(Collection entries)
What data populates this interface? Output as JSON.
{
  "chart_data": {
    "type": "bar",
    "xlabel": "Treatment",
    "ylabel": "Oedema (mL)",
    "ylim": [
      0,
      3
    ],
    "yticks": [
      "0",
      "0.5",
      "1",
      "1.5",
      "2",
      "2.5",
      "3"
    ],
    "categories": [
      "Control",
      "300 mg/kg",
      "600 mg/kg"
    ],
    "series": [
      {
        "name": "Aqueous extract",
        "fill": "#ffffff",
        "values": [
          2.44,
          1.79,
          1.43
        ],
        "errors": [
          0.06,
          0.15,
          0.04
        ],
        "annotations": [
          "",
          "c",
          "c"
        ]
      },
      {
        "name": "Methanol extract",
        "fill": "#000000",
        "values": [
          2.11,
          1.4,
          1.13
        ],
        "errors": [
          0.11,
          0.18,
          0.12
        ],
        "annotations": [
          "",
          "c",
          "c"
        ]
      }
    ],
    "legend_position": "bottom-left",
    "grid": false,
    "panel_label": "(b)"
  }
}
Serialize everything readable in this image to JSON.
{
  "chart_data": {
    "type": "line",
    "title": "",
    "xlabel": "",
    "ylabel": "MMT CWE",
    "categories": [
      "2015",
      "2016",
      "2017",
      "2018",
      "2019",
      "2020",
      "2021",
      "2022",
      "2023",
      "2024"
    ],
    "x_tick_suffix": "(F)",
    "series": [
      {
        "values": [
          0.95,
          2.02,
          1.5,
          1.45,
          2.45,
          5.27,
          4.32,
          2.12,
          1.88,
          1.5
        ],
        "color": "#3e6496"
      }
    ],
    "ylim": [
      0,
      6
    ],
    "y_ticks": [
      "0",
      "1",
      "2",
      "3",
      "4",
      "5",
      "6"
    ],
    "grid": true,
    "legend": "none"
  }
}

## TASK PROMPT
Reproduce the material verbatim, line by line.

## SOLUTION TO THE EXERCISE
What data populates this interface? Output as JSON.
{
  "chart_data": {
    "type": "bar",
    "xlabel": "Treatment",
    "ylabel": "Oedema (mL)",
    "ylim": [
      0,
      3
    ],
    "yticks": [
      "0",
      "0.5",
      "1",
      "1.5",
      "2",
      "2.5",
      "3"
    ],
    "categories": [
      "Control",
      "300 mg/kg",
      "600 mg/kg"
    ],
    "series": [
      {
        "name": "Aqueous extract",
        "fill": "#ffffff",
        "values": [
          2.44,
          1.79,
          1.43
        ],
        "errors": [
          0.06,
          0.15,
          0.04
        ],
        "annotations": [
          "",
          "c",
          "c"
        ]
      },
      {
        "name": "Methanol extract",
        "fill": "#000000",
        "values": [
          2.11,
          1.4,
          1.13
        ],
        "errors": [
          0.11,
          0.18,
          0.12
        ],
        "annotations": [
          "",
          "c",
          "c"
        ]
      }
    ],
    "legend_position": "bottom-left",
    "grid": false,
    "panel_label": "(b)"
  }
}
Serialize everything readable in this image to JSON.
{
  "chart_data": {
    "type": "line",
    "title": "",
    "xlabel": "",
    "ylabel": "MMT CWE",
    "categories": [
      "2015",
      "2016",
      "2017",
      "2018",
      "2019",
      "2020",
      "2021",
      "2022",
      "2023",
      "2024"
    ],
    "x_tick_suffix": "(F)",
    "series": [
      {
        "values": [
          0.95,
          2.02,
          1.5,
          1.45,
          2.45,
          5.27,
          4.32,
          2.12,
          1.88,
          1.5
        ],
        "color": "#3e6496"
      }
    ],
    "ylim": [
      0,
      6
    ],
    "y_ticks": [
      "0",
      "1",
      "2",
      "3",
      "4",
      "5",
      "6"
    ],
    "grid": true,
    "legend": "none"
  }
}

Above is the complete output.